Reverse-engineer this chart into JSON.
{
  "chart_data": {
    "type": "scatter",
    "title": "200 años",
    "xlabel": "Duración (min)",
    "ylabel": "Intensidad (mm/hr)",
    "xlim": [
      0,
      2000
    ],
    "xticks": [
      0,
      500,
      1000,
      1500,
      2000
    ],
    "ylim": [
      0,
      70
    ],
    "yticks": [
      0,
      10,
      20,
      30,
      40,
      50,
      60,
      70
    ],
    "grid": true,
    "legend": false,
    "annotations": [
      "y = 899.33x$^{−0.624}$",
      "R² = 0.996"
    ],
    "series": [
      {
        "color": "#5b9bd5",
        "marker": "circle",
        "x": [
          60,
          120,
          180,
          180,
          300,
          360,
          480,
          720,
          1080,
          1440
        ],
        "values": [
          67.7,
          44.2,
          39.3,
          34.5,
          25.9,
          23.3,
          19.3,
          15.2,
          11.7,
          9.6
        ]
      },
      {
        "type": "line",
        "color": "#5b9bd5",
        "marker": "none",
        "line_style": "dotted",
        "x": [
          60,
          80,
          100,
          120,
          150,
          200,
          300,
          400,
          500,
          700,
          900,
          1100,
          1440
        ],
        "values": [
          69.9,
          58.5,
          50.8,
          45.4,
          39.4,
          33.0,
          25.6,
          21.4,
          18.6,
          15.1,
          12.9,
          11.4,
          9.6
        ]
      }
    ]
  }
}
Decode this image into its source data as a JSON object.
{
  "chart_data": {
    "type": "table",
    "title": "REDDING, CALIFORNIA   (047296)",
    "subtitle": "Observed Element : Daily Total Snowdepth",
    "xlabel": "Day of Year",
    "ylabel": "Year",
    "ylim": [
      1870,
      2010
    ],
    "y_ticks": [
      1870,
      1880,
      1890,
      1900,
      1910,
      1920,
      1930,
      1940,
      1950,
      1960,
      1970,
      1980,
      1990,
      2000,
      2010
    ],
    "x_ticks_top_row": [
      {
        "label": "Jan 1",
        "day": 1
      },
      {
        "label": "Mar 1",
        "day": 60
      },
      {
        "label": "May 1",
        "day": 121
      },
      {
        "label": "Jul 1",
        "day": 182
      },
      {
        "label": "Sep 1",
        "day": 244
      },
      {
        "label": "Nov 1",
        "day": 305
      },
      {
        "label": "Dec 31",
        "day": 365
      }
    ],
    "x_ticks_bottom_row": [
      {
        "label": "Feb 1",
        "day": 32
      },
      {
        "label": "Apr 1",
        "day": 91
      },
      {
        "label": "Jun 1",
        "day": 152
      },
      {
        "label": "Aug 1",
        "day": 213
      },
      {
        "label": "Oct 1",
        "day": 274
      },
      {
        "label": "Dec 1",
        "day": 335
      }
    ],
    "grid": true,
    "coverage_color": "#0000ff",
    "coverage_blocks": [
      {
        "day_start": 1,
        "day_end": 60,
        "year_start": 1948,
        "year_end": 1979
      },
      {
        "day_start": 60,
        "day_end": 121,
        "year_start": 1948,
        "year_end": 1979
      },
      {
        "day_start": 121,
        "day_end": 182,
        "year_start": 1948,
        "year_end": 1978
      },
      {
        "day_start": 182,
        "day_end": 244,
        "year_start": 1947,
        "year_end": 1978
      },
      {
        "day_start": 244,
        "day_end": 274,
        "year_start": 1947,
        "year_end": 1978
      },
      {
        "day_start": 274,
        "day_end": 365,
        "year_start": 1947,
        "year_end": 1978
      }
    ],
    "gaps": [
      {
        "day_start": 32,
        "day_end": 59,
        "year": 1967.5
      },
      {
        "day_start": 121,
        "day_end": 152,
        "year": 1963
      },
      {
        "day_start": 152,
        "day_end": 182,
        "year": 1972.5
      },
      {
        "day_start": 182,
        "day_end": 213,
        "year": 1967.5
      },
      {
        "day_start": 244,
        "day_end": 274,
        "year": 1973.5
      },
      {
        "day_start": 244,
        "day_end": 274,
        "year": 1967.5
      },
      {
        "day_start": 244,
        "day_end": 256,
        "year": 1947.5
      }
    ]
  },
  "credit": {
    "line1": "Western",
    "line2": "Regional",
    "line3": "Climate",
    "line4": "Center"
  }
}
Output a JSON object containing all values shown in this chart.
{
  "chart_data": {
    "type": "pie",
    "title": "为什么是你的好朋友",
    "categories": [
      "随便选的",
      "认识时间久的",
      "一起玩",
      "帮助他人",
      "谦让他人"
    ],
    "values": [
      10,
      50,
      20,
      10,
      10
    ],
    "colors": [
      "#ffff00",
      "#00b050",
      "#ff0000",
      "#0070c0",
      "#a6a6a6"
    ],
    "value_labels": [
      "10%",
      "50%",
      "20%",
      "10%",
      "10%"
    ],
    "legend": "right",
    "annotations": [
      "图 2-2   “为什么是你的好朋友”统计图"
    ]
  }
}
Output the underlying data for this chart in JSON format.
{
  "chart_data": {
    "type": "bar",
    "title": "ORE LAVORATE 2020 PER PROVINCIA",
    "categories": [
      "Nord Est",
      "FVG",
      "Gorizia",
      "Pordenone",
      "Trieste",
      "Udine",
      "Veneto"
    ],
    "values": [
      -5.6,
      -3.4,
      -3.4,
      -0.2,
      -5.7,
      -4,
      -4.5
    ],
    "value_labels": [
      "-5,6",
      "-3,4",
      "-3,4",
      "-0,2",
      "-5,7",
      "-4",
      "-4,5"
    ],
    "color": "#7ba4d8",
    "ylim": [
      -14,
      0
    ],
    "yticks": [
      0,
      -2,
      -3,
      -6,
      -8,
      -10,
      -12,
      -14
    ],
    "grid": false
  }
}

*WRITTEN REQUEST*
Write out only the final block of lines, starting at the line with "Output a JSON" and running to the end of the material.

*FULL ANSWER*
Output a JSON object containing all values shown in this chart.
{
  "chart_data": {
    "type": "pie",
    "title": "为什么是你的好朋友",
    "categories": [
      "随便选的",
      "认识时间久的",
      "一起玩",
      "帮助他人",
      "谦让他人"
    ],
    "values": [
      10,
      50,
      20,
      10,
      10
    ],
    "colors": [
      "#ffff00",
      "#00b050",
      "#ff0000",
      "#0070c0",
      "#a6a6a6"
    ],
    "value_labels": [
      "10%",
      "50%",
      "20%",
      "10%",
      "10%"
    ],
    "legend": "right",
    "annotations": [
      "图 2-2   “为什么是你的好朋友”统计图"
    ]
  }
}
Output the underlying data for this chart in JSON format.
{
  "chart_data": {
    "type": "bar",
    "title": "ORE LAVORATE 2020 PER PROVINCIA",
    "categories": [
      "Nord Est",
      "FVG",
      "Gorizia",
      "Pordenone",
      "Trieste",
      "Udine",
      "Veneto"
    ],
    "values": [
      -5.6,
      -3.4,
      -3.4,
      -0.2,
      -5.7,
      -4,
      -4.5
    ],
    "value_labels": [
      "-5,6",
      "-3,4",
      "-3,4",
      "-0,2",
      "-5,7",
      "-4",
      "-4,5"
    ],
    "color": "#7ba4d8",
    "ylim": [
      -14,
      0
    ],
    "yticks": [
      0,
      -2,
      -3,
      -6,
      -8,
      -10,
      -12,
      -14
    ],
    "grid": false
  }
}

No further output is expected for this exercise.